Data entries
►

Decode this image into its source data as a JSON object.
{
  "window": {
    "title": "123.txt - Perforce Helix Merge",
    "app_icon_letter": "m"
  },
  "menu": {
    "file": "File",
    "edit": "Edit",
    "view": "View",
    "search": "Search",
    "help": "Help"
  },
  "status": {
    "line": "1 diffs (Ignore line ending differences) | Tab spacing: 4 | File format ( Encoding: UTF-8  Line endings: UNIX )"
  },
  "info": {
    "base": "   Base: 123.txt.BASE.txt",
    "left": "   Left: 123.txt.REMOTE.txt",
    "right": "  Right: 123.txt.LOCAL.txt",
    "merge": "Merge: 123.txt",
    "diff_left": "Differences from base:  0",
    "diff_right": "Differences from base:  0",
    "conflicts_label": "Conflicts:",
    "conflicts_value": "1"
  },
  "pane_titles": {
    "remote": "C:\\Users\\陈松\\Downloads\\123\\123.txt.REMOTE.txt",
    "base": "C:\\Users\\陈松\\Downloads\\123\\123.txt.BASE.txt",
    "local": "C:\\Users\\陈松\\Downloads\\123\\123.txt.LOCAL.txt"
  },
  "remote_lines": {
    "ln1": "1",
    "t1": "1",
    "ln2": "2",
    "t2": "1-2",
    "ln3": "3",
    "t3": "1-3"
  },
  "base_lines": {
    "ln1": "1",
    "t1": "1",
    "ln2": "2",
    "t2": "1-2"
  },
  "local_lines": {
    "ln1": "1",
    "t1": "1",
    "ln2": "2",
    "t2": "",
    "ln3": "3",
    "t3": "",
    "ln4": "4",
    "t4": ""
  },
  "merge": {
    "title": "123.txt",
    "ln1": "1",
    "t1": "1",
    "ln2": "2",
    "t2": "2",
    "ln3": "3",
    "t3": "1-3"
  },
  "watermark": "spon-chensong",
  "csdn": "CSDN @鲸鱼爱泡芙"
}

◄

#### [Task prompt]
Retype the records that precede this task, keeping them exactly the same.

#### [Answer to the problem]
Decode this image into its source data as a JSON object.
{
  "window": {
    "title": "123.txt - Perforce Helix Merge",
    "app_icon_letter": "m"
  },
  "menu": {
    "file": "File",
    "edit": "Edit",
    "view": "View",
    "search": "Search",
    "help": "Help"
  },
  "status": {
    "line": "1 diffs (Ignore line ending differences) | Tab spacing: 4 | File format ( Encoding: UTF-8  Line endings: UNIX )"
  },
  "info": {
    "base": "   Base: 123.txt.BASE.txt",
    "left": "   Left: 123.txt.REMOTE.txt",
    "right": "  Right: 123.txt.LOCAL.txt",
    "merge": "Merge: 123.txt",
    "diff_left": "Differences from base:  0",
    "diff_right": "Differences from base:  0",
    "conflicts_label": "Conflicts:",
    "conflicts_value": "1"
  },
  "pane_titles": {
    "remote": "C:\\Users\\陈松\\Downloads\\123\\123.txt.REMOTE.txt",
    "base": "C:\\Users\\陈松\\Downloads\\123\\123.txt.BASE.txt",
    "local": "C:\\Users\\陈松\\Downloads\\123\\123.txt.LOCAL.txt"
  },
  "remote_lines": {
    "ln1": "1",
    "t1": "1",
    "ln2": "2",
    "t2": "1-2",
    "ln3": "3",
    "t3": "1-3"
  },
  "base_lines": {
    "ln1": "1",
    "t1": "1",
    "ln2": "2",
    "t2": "1-2"
  },
  "local_lines": {
    "ln1": "1",
    "t1": "1",
    "ln2": "2",
    "t2": "",
    "ln3": "3",
    "t3": "",
    "ln4": "4",
    "t4": ""
  },
  "merge": {
    "title": "123.txt",
    "ln1": "1",
    "t1": "1",
    "ln2": "2",
    "t2": "2",
    "ln3": "3",
    "t3": "1-3"
  },
  "watermark": "spon-chensong",
  "csdn": "CSDN @鲸鱼爱泡芙"
}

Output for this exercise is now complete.